§ **DATA PROVIDED**:
::::

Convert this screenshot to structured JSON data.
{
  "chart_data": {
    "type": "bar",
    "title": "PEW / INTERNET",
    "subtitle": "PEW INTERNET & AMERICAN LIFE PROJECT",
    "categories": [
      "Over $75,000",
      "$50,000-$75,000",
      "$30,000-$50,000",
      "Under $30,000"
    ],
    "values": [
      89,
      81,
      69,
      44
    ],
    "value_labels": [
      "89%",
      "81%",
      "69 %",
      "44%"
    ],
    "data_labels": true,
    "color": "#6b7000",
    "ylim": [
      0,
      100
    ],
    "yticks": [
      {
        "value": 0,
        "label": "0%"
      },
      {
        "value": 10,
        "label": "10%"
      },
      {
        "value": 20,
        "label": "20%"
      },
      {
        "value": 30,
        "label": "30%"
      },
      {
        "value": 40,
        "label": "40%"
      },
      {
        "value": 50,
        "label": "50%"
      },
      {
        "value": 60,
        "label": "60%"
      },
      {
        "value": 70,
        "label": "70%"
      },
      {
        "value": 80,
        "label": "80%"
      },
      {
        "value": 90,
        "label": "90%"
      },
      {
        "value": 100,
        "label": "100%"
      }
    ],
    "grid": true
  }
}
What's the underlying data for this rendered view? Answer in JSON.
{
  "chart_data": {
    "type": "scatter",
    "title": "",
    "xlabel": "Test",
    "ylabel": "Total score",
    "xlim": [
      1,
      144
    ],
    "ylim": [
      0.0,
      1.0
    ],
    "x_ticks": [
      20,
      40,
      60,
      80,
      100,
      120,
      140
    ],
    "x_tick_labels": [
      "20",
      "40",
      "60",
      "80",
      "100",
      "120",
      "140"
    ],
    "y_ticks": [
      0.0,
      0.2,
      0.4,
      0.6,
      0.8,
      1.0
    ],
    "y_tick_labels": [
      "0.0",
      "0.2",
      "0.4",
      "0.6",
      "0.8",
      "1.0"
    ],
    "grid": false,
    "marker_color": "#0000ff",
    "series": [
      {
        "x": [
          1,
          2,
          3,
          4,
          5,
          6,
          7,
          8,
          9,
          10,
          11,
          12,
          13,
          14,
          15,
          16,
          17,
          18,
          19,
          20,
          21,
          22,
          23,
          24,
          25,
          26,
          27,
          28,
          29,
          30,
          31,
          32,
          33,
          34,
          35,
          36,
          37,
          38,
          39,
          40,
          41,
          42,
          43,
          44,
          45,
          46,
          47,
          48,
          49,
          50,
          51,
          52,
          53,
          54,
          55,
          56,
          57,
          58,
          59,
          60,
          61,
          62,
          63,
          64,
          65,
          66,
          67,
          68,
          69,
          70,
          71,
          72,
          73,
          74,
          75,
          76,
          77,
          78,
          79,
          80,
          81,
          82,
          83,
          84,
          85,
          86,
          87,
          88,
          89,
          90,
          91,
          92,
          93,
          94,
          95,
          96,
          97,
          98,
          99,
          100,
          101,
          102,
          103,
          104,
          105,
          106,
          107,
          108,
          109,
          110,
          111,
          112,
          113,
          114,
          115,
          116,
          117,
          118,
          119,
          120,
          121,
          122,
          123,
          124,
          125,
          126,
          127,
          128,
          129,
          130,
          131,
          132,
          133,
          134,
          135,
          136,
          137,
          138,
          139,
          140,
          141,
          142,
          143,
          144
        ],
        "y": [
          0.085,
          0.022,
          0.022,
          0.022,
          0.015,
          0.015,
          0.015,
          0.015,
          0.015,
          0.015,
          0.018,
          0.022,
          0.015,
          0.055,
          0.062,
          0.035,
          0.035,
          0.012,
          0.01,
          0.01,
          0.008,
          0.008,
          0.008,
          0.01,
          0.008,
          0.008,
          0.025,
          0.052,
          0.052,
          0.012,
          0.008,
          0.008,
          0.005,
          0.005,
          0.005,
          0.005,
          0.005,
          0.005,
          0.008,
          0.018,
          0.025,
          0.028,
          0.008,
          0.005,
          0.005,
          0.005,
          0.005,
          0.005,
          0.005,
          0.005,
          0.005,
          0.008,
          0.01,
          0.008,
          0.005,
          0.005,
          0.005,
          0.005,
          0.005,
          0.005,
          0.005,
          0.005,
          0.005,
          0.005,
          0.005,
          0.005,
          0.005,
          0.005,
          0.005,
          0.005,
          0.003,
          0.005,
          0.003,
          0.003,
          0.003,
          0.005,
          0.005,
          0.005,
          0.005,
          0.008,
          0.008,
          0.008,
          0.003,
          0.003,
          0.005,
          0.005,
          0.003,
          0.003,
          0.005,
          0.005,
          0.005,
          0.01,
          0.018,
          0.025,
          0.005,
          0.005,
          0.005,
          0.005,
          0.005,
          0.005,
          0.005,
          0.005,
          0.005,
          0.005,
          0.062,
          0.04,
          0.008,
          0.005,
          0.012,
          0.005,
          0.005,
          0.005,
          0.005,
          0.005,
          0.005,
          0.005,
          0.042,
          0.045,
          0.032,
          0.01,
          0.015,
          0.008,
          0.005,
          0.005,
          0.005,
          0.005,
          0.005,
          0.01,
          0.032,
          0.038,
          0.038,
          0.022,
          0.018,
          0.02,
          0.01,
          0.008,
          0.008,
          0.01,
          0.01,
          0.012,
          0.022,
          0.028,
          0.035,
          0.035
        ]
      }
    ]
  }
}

::::

§ **STATED GOAL**:
Among the entries, how many lines include the word "this"? Answer with a single number and nothing further.

§ **EXPECTED ANSWER**:
2